* _Task goal_
Repeat the data below exactly, dropping any pictures it holds.

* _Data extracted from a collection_
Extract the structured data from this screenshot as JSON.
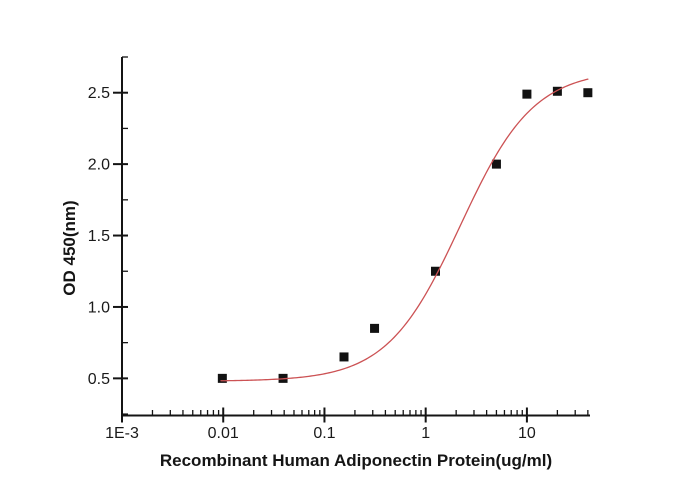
{
  "chart_data": {
    "type": "scatter",
    "title": "",
    "xlabel": "Recombinant Human Adiponectin Protein(ug/ml)",
    "ylabel": "OD 450(nm)",
    "x_scale": "log",
    "y_scale": "linear",
    "xlim": [
      0.001,
      42
    ],
    "ylim": [
      0.24,
      2.75
    ],
    "grid": false,
    "legend": "none",
    "x_major_ticks": [
      {
        "value": 0.001,
        "label": "1E-3"
      },
      {
        "value": 0.01,
        "label": "0.01"
      },
      {
        "value": 0.1,
        "label": "0.1"
      },
      {
        "value": 1,
        "label": "1"
      },
      {
        "value": 10,
        "label": "10"
      }
    ],
    "x_minor_tick_multiples": [
      2,
      3,
      4,
      5,
      6,
      7,
      8,
      9
    ],
    "y_major_ticks": [
      {
        "value": 0.5,
        "label": "0.5"
      },
      {
        "value": 1.0,
        "label": "1.0"
      },
      {
        "value": 1.5,
        "label": "1.5"
      },
      {
        "value": 2.0,
        "label": "2.0"
      },
      {
        "value": 2.5,
        "label": "2.5"
      }
    ],
    "y_minor_step": 0.25,
    "points": [
      {
        "x": 0.0098,
        "y": 0.5
      },
      {
        "x": 0.039,
        "y": 0.5
      },
      {
        "x": 0.156,
        "y": 0.65
      },
      {
        "x": 0.3125,
        "y": 0.85
      },
      {
        "x": 1.25,
        "y": 1.25
      },
      {
        "x": 5,
        "y": 2.0
      },
      {
        "x": 10,
        "y": 2.49
      },
      {
        "x": 20,
        "y": 2.51
      },
      {
        "x": 40,
        "y": 2.5
      }
    ],
    "marker": {
      "shape": "square",
      "color": "#121212",
      "size": 9
    },
    "fit_curve": {
      "model": "4PL",
      "bottom": 0.48,
      "top": 2.66,
      "ec50": 2.2,
      "hill": 1.2,
      "x_start": 0.0095,
      "x_end": 40,
      "color": "#cc5254"
    },
    "axis_color": "#141414",
    "background_color": "#ffffff"
  }
}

* _Result for this exercise_
Extract the structured data from this screenshot as JSON.
{
  "chart_data": {
    "type": "scatter",
    "title": "",
    "xlabel": "Recombinant Human Adiponectin Protein(ug/ml)",
    "ylabel": "OD 450(nm)",
    "x_scale": "log",
    "y_scale": "linear",
    "xlim": [
      0.001,
      42
    ],
    "ylim": [
      0.24,
      2.75
    ],
    "grid": false,
    "legend": "none",
    "x_major_ticks": [
      {
        "value": 0.001,
        "label": "1E-3"
      },
      {
        "value": 0.01,
        "label": "0.01"
      },
      {
        "value": 0.1,
        "label": "0.1"
      },
      {
        "value": 1,
        "label": "1"
      },
      {
        "value": 10,
        "label": "10"
      }
    ],
    "x_minor_tick_multiples": [
      2,
      3,
      4,
      5,
      6,
      7,
      8,
      9
    ],
    "y_major_ticks": [
      {
        "value": 0.5,
        "label": "0.5"
      },
      {
        "value": 1.0,
        "label": "1.0"
      },
      {
        "value": 1.5,
        "label": "1.5"
      },
      {
        "value": 2.0,
        "label": "2.0"
      },
      {
        "value": 2.5,
        "label": "2.5"
      }
    ],
    "y_minor_step": 0.25,
    "points": [
      {
        "x": 0.0098,
        "y": 0.5
      },
      {
        "x": 0.039,
        "y": 0.5
      },
      {
        "x": 0.156,
        "y": 0.65
      },
      {
        "x": 0.3125,
        "y": 0.85
      },
      {
        "x": 1.25,
        "y": 1.25
      },
      {
        "x": 5,
        "y": 2.0
      },
      {
        "x": 10,
        "y": 2.49
      },
      {
        "x": 20,
        "y": 2.51
      },
      {
        "x": 40,
        "y": 2.5
      }
    ],
    "marker": {
      "shape": "square",
      "color": "#121212",
      "size": 9
    },
    "fit_curve": {
      "model": "4PL",
      "bottom": 0.48,
      "top": 2.66,
      "ec50": 2.2,
      "hill": 1.2,
      "x_start": 0.0095,
      "x_end": 40,
      "color": "#cc5254"
    },
    "axis_color": "#141414",
    "background_color": "#ffffff"
  }
}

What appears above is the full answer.